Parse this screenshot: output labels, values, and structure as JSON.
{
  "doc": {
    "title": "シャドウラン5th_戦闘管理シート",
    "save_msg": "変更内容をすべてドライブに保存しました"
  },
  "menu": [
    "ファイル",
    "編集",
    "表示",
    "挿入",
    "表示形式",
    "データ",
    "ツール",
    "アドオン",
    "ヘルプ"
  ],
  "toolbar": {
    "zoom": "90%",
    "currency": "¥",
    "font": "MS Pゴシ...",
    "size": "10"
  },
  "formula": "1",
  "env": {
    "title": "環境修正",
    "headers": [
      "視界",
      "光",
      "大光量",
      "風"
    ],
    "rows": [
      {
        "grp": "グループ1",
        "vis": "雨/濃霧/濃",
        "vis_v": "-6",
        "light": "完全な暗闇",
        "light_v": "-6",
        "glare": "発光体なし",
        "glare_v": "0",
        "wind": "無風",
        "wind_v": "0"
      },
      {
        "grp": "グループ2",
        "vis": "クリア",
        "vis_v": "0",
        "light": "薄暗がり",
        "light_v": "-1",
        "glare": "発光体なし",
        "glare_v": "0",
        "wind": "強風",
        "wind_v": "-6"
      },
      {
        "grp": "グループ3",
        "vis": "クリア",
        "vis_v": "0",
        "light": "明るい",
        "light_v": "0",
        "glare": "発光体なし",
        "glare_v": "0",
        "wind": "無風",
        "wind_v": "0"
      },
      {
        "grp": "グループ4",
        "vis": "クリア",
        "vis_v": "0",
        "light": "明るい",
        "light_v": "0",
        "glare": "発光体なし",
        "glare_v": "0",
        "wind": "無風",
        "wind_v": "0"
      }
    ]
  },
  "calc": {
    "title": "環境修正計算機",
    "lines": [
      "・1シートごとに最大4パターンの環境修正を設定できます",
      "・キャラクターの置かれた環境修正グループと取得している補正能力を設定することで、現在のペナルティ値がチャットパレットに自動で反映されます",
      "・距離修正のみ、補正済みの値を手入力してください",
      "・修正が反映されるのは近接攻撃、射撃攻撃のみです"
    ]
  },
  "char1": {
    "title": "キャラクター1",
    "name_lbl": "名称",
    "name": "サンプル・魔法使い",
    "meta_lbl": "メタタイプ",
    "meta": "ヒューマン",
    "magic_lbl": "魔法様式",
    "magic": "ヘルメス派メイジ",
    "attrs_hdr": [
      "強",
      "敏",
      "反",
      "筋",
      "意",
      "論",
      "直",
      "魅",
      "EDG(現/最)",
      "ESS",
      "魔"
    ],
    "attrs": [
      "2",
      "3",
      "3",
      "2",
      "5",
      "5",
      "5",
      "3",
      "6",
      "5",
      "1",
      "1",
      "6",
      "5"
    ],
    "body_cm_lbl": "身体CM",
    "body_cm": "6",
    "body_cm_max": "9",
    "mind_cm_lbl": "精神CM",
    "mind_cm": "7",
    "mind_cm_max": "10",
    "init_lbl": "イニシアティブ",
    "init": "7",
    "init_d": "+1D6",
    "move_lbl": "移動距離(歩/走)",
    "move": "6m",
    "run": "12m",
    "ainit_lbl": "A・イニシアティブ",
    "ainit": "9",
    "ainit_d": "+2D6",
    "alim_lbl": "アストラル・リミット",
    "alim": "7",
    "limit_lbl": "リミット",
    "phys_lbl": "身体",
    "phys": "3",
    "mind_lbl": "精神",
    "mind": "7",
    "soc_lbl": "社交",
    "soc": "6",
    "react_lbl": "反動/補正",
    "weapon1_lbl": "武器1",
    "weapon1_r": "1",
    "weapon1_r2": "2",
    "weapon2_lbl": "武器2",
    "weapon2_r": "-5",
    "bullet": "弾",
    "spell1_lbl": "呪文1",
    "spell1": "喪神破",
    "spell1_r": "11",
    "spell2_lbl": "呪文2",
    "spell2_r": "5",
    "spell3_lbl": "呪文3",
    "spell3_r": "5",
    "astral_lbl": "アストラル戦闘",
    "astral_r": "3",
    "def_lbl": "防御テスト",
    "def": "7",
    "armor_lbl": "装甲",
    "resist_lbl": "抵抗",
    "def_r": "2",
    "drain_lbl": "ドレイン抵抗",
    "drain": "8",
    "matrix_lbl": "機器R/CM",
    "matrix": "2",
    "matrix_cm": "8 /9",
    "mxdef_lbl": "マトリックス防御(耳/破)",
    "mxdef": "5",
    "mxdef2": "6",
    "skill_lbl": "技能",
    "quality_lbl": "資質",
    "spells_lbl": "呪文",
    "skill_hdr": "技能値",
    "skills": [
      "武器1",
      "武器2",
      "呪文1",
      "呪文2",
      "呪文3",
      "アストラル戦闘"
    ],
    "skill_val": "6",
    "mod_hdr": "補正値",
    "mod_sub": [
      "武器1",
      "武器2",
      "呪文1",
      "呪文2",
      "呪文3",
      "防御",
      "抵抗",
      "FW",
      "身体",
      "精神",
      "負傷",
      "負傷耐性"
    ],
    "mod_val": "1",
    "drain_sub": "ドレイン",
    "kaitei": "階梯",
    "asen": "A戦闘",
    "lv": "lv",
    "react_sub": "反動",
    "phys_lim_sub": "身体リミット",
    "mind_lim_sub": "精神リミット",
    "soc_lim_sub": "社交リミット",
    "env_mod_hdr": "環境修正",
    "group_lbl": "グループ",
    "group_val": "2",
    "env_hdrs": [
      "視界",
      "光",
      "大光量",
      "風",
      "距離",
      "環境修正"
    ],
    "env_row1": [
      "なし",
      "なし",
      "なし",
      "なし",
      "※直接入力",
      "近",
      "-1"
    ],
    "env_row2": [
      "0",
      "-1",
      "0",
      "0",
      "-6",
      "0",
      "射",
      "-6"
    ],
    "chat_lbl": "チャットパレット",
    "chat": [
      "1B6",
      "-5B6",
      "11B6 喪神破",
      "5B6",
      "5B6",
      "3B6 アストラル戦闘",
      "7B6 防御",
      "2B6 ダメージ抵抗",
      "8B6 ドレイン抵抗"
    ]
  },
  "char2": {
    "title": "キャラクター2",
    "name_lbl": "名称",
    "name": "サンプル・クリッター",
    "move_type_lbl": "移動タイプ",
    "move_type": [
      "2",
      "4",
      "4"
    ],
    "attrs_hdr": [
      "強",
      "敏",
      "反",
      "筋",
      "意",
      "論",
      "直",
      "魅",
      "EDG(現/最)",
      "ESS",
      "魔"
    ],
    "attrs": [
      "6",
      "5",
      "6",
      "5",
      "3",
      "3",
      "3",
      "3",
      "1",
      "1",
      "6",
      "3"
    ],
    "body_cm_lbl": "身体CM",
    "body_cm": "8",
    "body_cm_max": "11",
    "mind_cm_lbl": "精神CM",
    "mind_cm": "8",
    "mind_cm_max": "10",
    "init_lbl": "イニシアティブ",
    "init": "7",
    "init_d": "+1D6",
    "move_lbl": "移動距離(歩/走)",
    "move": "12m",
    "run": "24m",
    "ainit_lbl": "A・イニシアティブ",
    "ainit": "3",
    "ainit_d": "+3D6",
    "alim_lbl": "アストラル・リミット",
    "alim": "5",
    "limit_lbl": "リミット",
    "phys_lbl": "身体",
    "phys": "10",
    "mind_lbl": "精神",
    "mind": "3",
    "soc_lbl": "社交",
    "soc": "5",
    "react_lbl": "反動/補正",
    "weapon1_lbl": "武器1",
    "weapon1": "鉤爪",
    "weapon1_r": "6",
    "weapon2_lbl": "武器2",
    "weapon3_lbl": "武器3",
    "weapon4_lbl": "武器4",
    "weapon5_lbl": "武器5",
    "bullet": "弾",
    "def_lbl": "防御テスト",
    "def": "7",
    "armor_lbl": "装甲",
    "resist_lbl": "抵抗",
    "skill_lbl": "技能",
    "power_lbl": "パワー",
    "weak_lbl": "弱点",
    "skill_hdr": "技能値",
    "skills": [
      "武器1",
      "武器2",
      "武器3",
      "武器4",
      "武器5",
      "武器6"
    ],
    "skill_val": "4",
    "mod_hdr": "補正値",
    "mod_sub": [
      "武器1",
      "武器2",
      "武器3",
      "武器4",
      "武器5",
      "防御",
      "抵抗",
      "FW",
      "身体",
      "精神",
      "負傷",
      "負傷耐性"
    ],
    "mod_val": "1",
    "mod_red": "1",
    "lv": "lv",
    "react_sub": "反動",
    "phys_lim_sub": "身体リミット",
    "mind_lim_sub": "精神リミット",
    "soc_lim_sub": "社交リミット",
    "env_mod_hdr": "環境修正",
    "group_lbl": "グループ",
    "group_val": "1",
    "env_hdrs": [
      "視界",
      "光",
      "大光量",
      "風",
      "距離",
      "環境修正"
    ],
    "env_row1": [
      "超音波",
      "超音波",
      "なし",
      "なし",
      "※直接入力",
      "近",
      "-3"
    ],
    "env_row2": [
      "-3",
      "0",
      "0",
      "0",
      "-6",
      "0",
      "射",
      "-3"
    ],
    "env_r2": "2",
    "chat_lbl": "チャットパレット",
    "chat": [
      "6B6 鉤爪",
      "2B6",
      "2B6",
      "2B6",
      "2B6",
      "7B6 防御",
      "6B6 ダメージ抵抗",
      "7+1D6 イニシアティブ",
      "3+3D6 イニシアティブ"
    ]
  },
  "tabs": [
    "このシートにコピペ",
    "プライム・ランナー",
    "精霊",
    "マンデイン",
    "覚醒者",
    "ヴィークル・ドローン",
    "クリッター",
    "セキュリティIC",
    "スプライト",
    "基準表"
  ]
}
◆ ◆ ◆ ◆ ◆ ◆ ◆
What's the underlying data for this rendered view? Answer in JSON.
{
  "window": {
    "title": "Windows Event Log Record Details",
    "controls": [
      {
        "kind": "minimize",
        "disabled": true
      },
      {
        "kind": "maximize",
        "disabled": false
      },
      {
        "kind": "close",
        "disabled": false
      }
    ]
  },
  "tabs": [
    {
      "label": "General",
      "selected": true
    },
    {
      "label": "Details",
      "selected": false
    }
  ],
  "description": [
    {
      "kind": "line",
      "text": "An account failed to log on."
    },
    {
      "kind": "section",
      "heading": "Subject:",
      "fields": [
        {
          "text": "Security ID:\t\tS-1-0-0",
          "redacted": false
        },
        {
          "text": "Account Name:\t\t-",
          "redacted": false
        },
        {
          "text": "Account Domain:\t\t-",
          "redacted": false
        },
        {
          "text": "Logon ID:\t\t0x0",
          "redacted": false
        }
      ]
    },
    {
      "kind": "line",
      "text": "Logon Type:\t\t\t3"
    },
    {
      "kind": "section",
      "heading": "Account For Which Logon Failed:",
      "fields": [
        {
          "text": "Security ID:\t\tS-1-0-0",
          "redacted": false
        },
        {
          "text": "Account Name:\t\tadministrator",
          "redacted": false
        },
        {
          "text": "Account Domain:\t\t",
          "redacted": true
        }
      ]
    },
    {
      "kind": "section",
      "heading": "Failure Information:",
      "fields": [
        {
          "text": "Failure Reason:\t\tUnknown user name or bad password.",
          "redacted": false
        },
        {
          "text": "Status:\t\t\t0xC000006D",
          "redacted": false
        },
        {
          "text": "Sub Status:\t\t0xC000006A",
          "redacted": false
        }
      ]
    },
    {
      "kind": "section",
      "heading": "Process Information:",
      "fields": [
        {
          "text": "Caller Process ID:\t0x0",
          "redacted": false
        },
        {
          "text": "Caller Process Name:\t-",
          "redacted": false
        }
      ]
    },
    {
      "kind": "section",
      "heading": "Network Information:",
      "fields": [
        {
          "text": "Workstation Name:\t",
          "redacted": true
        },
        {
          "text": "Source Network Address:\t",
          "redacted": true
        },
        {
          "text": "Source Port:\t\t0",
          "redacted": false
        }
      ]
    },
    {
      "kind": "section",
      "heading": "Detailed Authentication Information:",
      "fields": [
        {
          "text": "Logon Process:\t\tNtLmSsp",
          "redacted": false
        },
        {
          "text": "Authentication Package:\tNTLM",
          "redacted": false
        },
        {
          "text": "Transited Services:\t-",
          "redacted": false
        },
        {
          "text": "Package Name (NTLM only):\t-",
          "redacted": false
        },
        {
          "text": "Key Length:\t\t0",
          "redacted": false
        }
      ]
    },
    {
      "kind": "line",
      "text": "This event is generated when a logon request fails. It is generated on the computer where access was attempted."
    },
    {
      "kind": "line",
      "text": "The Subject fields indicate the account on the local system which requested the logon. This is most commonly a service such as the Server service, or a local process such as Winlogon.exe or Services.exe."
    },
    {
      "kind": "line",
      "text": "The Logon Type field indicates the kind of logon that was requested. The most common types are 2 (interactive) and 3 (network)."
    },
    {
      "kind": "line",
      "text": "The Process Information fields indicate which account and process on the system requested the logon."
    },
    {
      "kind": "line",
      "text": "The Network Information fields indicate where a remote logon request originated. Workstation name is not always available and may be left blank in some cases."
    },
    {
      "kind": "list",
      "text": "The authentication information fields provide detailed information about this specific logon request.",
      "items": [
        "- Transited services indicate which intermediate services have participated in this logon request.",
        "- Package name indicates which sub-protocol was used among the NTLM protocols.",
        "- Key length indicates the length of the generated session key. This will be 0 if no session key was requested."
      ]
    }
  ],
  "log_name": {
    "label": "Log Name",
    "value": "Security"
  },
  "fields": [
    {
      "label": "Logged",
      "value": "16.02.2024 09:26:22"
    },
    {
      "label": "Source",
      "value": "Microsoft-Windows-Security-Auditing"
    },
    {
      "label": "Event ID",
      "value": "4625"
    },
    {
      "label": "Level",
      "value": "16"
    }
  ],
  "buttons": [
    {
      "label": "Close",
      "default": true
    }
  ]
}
◆ ◆ ◆ ◆ ◆ ◆ ◆
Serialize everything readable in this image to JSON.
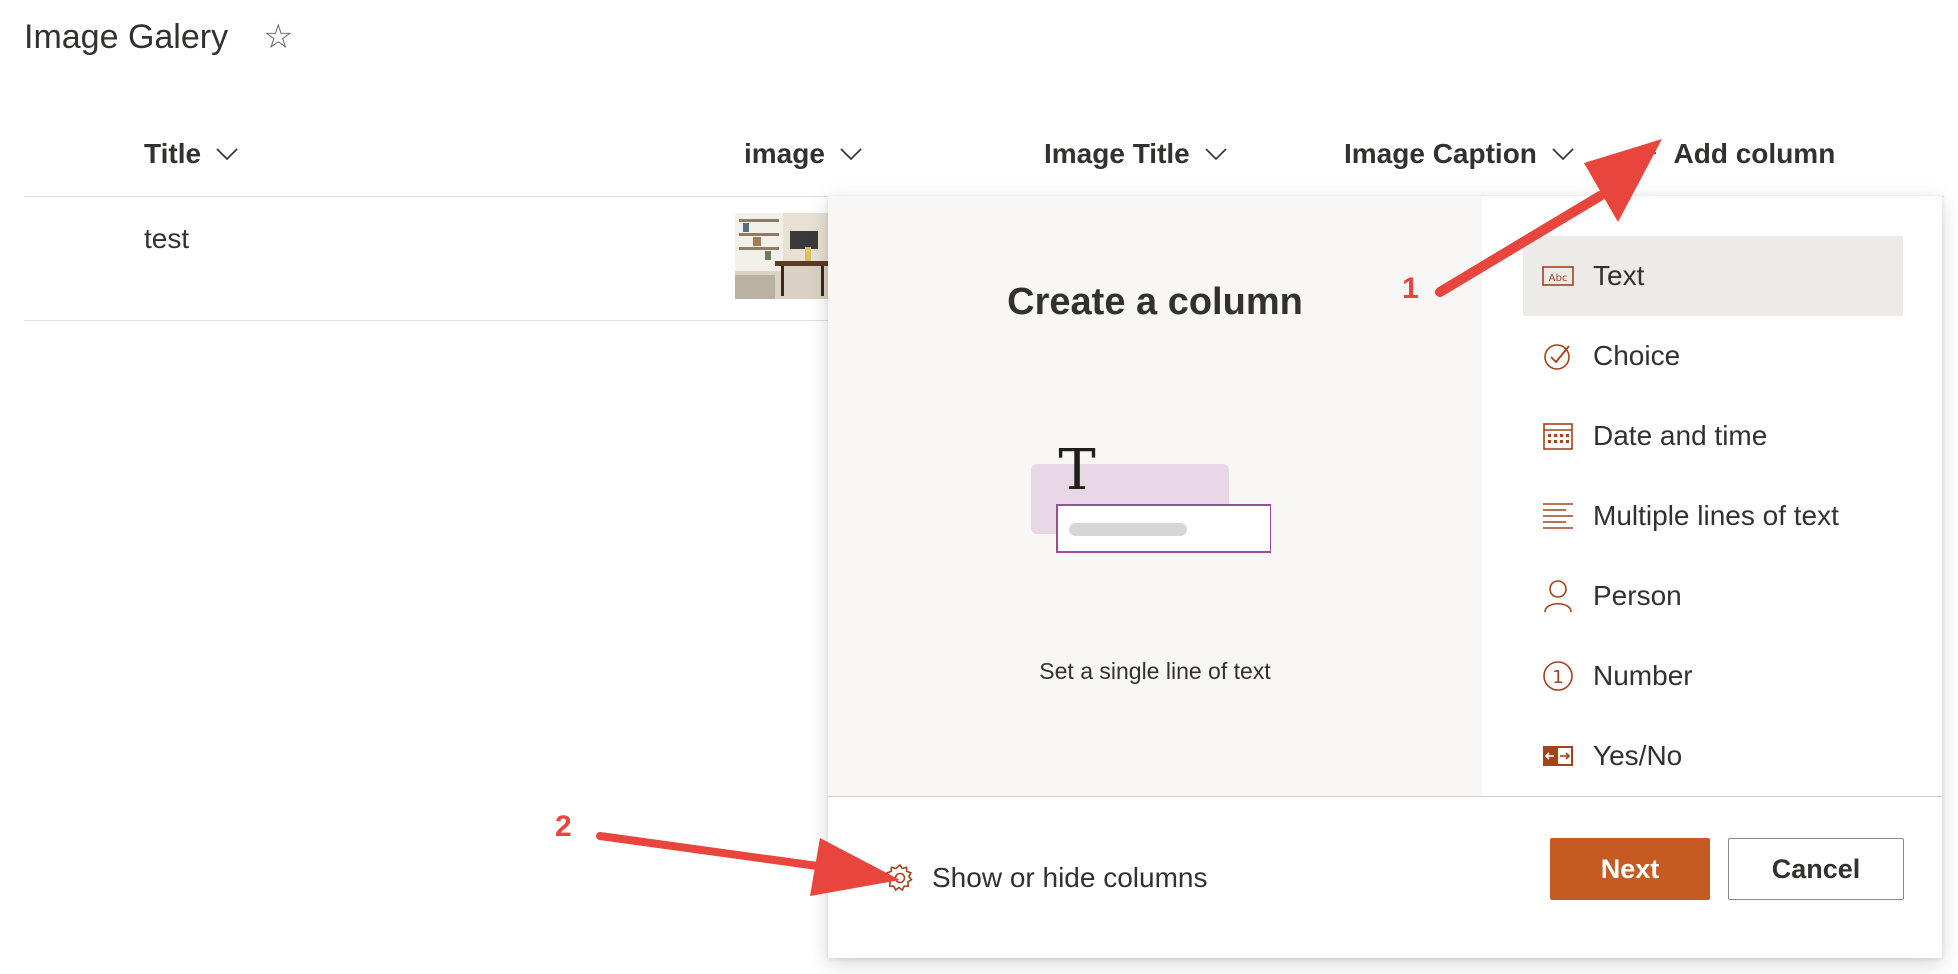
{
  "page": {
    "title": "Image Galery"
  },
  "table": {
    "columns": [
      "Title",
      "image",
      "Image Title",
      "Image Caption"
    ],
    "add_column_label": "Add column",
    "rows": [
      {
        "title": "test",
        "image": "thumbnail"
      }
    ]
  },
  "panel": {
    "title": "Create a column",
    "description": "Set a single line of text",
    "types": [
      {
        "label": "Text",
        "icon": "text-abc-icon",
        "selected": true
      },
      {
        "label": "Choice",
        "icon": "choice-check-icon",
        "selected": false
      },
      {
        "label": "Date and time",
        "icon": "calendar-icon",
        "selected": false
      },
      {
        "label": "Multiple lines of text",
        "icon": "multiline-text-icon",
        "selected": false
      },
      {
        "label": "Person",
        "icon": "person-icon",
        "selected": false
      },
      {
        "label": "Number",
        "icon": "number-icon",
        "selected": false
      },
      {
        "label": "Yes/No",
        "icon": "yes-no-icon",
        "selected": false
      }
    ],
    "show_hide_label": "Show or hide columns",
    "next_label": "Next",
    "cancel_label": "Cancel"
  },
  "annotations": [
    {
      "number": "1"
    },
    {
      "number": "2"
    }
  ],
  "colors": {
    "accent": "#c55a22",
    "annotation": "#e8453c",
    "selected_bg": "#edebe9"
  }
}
◆ ◆ ◆ ◆ ◆ ◆ ◆
WHAT IS BEING ASKED: Read through the lines above and collect those that contain the string "columns".

FULL RESPONSE:
    "columns": [
    "show_hide_label": "Show or hide columns",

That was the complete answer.